GIVEN EXERCISE ▸ All of the data that follows should be retyped exactly, please, except the pictures.

==== GIVEN ENTRIES

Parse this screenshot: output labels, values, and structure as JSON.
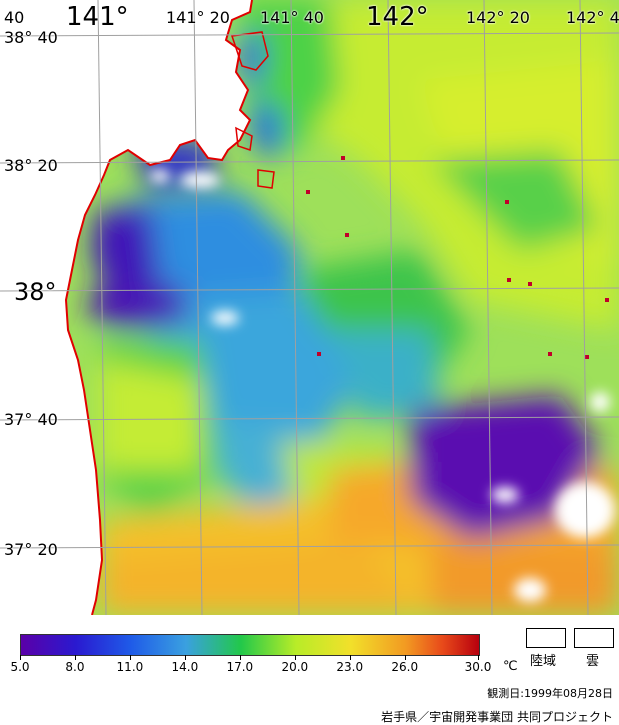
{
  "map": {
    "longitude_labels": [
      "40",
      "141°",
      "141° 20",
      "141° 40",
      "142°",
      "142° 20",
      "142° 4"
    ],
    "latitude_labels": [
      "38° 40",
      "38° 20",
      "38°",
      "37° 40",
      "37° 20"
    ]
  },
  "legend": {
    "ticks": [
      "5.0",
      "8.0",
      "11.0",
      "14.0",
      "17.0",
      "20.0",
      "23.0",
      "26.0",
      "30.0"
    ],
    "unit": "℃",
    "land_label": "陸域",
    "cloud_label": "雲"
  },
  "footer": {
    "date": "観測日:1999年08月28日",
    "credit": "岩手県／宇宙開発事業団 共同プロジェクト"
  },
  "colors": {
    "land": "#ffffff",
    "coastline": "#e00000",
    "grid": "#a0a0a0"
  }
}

========

WRITTEN REPLY ▸
Parse this screenshot: output labels, values, and structure as JSON.
{
  "map": {
    "longitude_labels": [
      "40",
      "141°",
      "141° 20",
      "141° 40",
      "142°",
      "142° 20",
      "142° 4"
    ],
    "latitude_labels": [
      "38° 40",
      "38° 20",
      "38°",
      "37° 40",
      "37° 20"
    ]
  },
  "legend": {
    "ticks": [
      "5.0",
      "8.0",
      "11.0",
      "14.0",
      "17.0",
      "20.0",
      "23.0",
      "26.0",
      "30.0"
    ],
    "unit": "℃",
    "land_label": "陸域",
    "cloud_label": "雲"
  },
  "footer": {
    "date": "観測日:1999年08月28日",
    "credit": "岩手県／宇宙開発事業団 共同プロジェクト"
  },
  "colors": {
    "land": "#ffffff",
    "coastline": "#e00000",
    "grid": "#a0a0a0"
  }
}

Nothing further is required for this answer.